# Selected text:
________
Can You Pass Harvard College Entrance Exam?

Start with the equation 2^X = Y.

Given:
Y + Y^2 + Y^3 = 155
This can be rewritten as:
Y * (Y^2 + Y + 1) = 155

Find the factors of 155:
155 = 155 * 1
155 = 31 * 5

Test the possible values of Y:

Y = 1 does not work.
Try Y = 5:
LHS = 5 * (25 + 5 + 1) = 5 * 31 = 155
Since the left-hand side matches the right-hand side, Y = 5 is correct.
Thus, we have:
2^X = 5

Solve for X:
X = log(5) / log(2)

So, the value of X is log(5) / log(2).

SNOW.

Maybe this is an easier way:
T = 2^x
T + T ^2 + T^3 = 5 +25 +125
T + T ^2 + T^3 = 5 +5 ^2 +5 ^ 3
So T = 5
So 2^x = 5
x Log 2 = Log 5
x = Log 5/Log 2

anands

As apparently some others, I (with a phd in maths, but out of science for years) am a bit confused about the solution. If you guessed t=5, to prove it you can just enter it into the formula, no need to factorise. To factorise, just do polynomial division, no need to guess something wildly like the separation of t^2 into -5t^2+6t^2 etc. Polynomial division tells you algorithmically how to do it.
________
# Supplied information:
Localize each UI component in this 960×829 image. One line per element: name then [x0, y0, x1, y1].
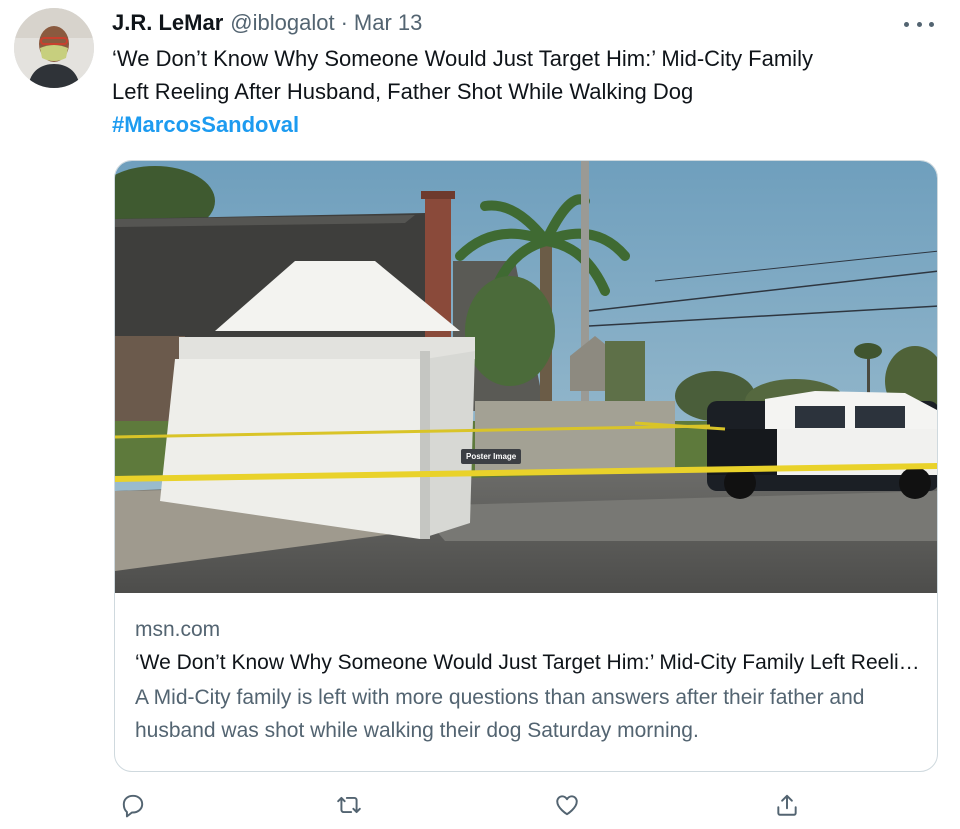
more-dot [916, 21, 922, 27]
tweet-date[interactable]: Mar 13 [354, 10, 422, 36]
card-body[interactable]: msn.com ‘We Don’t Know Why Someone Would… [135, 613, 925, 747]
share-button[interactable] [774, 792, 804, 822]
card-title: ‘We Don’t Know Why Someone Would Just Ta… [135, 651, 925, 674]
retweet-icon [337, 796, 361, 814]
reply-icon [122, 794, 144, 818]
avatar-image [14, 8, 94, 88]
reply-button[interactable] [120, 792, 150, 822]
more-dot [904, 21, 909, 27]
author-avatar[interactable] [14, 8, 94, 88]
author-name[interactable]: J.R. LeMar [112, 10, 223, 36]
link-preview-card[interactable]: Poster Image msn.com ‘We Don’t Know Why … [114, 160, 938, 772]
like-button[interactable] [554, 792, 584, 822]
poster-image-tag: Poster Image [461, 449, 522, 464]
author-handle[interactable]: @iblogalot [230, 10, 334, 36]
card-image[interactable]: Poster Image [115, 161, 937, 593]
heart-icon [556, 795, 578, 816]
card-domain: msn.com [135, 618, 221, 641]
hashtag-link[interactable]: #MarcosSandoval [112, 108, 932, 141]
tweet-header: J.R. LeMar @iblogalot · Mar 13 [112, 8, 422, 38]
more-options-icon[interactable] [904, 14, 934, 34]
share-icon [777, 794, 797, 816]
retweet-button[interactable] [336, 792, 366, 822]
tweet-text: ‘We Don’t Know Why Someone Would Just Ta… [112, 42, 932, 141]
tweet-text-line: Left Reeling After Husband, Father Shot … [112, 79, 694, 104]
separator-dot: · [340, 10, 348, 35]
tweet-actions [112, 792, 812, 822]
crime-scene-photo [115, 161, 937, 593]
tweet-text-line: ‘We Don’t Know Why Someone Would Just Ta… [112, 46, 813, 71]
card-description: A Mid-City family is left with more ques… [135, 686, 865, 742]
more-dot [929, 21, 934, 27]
________
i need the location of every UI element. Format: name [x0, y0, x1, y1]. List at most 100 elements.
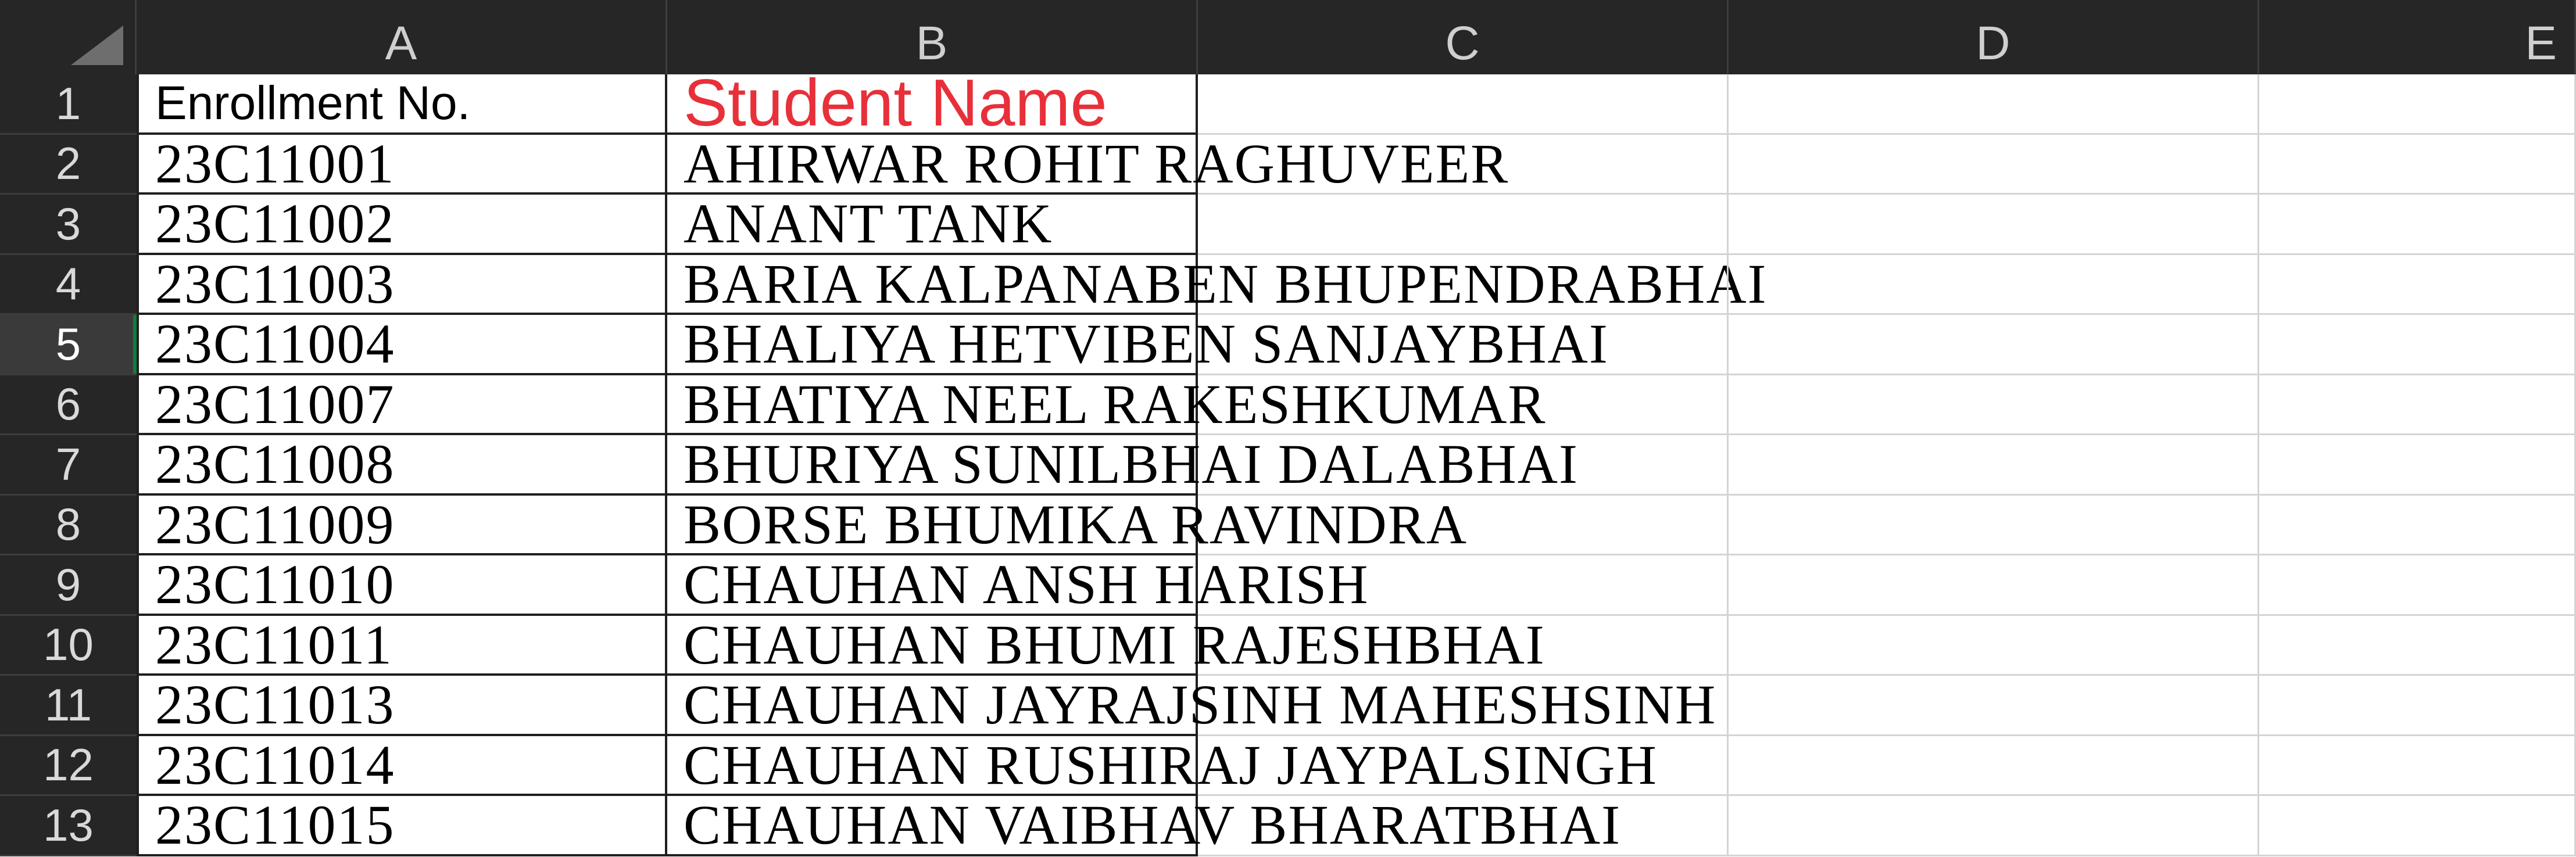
________
List every number the equation thread gives as a factor of 155. Work from the equation thread alone and leave the items aside.

# Written answer:
155, 1, 31, 5